**Set task:** Starting at the line that has "orange-sphere [412,88,420,96]" and ending with the line that has "orange-sphere [380,207,391,218]", write those lines out again with "purple-sphere" swapped for "violet-sphere" everywhere and nothing else changed.

**Box coordinate listings:**
* BEGIN *

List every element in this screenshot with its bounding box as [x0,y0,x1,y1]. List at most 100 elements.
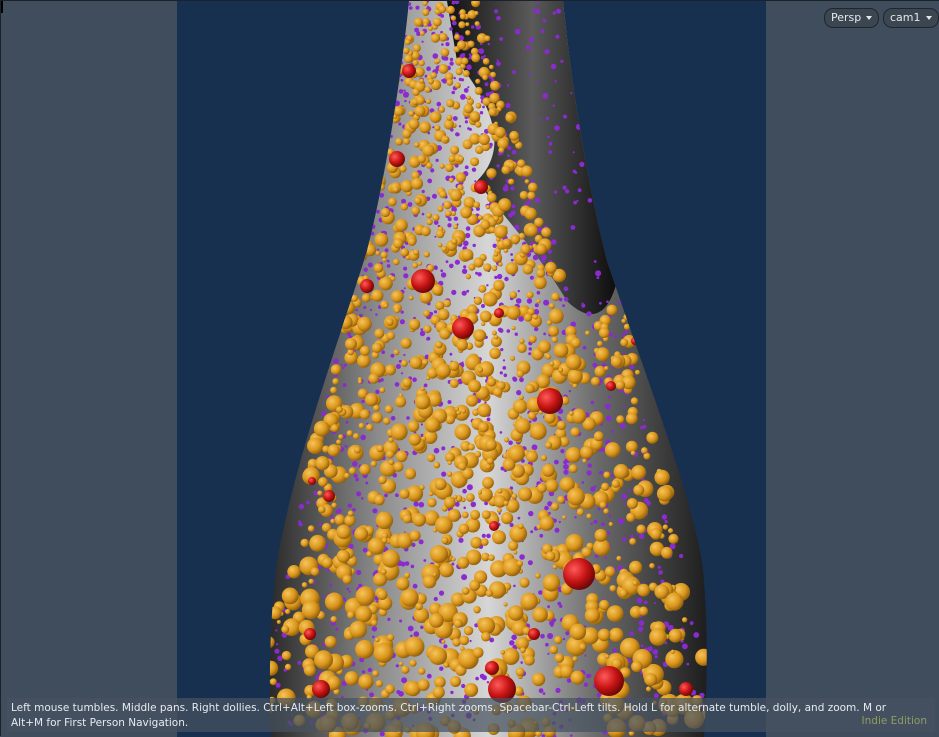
orange-sphere [412,88,420,96]
purple-sphere [570,92,573,95]
purple-sphere [386,259,390,263]
orange-sphere [400,203,409,211]
orange-sphere [662,524,669,530]
purple-sphere [510,258,514,262]
purple-sphere [604,556,607,559]
orange-sphere [594,365,606,377]
purple-sphere [555,687,561,694]
orange-sphere [284,663,292,671]
orange-sphere [516,370,524,378]
purple-sphere [647,646,653,652]
orange-sphere [380,207,391,218]
orange-sphere [417,261,423,266]
purple-sphere [494,9,499,14]
purple-sphere [547,652,550,655]
orange-sphere [423,22,428,27]
purple-sphere [562,637,566,641]
orange-sphere [414,393,431,410]
purple-sphere [587,198,593,203]
orange-sphere [375,250,381,256]
purple-sphere [451,289,457,295]
orange-sphere [449,360,460,372]
orange-sphere [473,257,484,268]
purple-sphere [636,597,643,604]
orange-sphere [446,99,455,108]
purple-sphere [403,287,406,290]
purple-sphere [621,333,626,338]
purple-sphere [538,590,543,595]
orange-sphere [349,620,367,639]
camera-frame[interactable] [177,1,766,737]
purple-sphere [554,618,557,621]
orange-sphere [604,566,616,577]
orange-sphere [359,464,371,476]
orange-sphere [646,431,659,444]
purple-sphere [534,326,539,332]
navigation-hint-text: Left mouse tumbles. Middle pans. Right d… [11,702,887,729]
orange-sphere [480,219,491,230]
orange-sphere [519,395,524,400]
orange-sphere [551,292,560,302]
purple-sphere [531,444,538,451]
purple-sphere [581,120,587,125]
projection-menu-button[interactable]: Persp [824,8,880,28]
purple-sphere [554,125,560,131]
orange-sphere [382,257,387,263]
orange-sphere [585,330,590,336]
orange-sphere [455,68,463,76]
orange-sphere [384,405,393,414]
purple-sphere [547,135,550,139]
purple-sphere [412,377,417,383]
purple-sphere [636,532,639,536]
orange-sphere [408,118,420,130]
orange-sphere [435,341,443,349]
orange-sphere [301,600,321,620]
purple-sphere [440,272,447,278]
orange-sphere [432,17,442,27]
purple-sphere [347,503,352,508]
orange-sphere [501,512,514,525]
orange-sphere [449,378,459,388]
orange-sphere [427,78,434,85]
purple-sphere [421,40,424,43]
purple-sphere [545,642,549,647]
purple-sphere [547,633,554,639]
orange-sphere [616,555,622,561]
orange-sphere [520,647,526,653]
purple-sphere [554,459,559,465]
purple-sphere [599,301,602,305]
orange-sphere [388,437,394,443]
purple-sphere [432,53,439,59]
orange-sphere [550,502,560,511]
purple-sphere [432,126,435,129]
orange-sphere [419,121,431,134]
orange-sphere [385,684,395,694]
orange-sphere [330,518,336,524]
orange-sphere [549,361,555,367]
purple-sphere [387,617,391,622]
scene-viewport[interactable]: Persp cam1 Left mouse tumbles. Middle pa… [0,0,939,737]
orange-sphere [344,472,350,479]
purple-sphere [689,621,694,625]
purple-sphere [426,66,431,71]
purple-sphere [380,147,386,153]
orange-sphere [597,628,611,642]
orange-sphere [474,86,483,95]
purple-sphere [593,519,598,524]
purple-sphere [568,390,571,393]
orange-sphere [485,439,497,451]
red-sphere [308,477,316,485]
orange-sphere [285,608,291,615]
orange-sphere [471,53,481,63]
purple-sphere [449,27,453,31]
purple-sphere [587,463,593,468]
orange-sphere [593,431,604,442]
orange-sphere [616,415,625,424]
orange-sphere [309,534,326,552]
purple-sphere [375,389,380,394]
camera-menu-button[interactable]: cam1 [883,8,939,28]
orange-sphere [357,379,363,384]
purple-sphere [538,117,541,120]
orange-sphere [490,71,497,78]
purple-sphere [558,520,561,524]
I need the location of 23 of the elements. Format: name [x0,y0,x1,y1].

* END *

**Solution to the problem:**
orange-sphere [412,88,420,96]
violet-sphere [570,92,573,95]
violet-sphere [386,259,390,263]
orange-sphere [400,203,409,211]
orange-sphere [662,524,669,530]
violet-sphere [510,258,514,262]
violet-sphere [604,556,607,559]
orange-sphere [594,365,606,377]
violet-sphere [555,687,561,694]
orange-sphere [284,663,292,671]
orange-sphere [516,370,524,378]
violet-sphere [647,646,653,652]
orange-sphere [380,207,391,218]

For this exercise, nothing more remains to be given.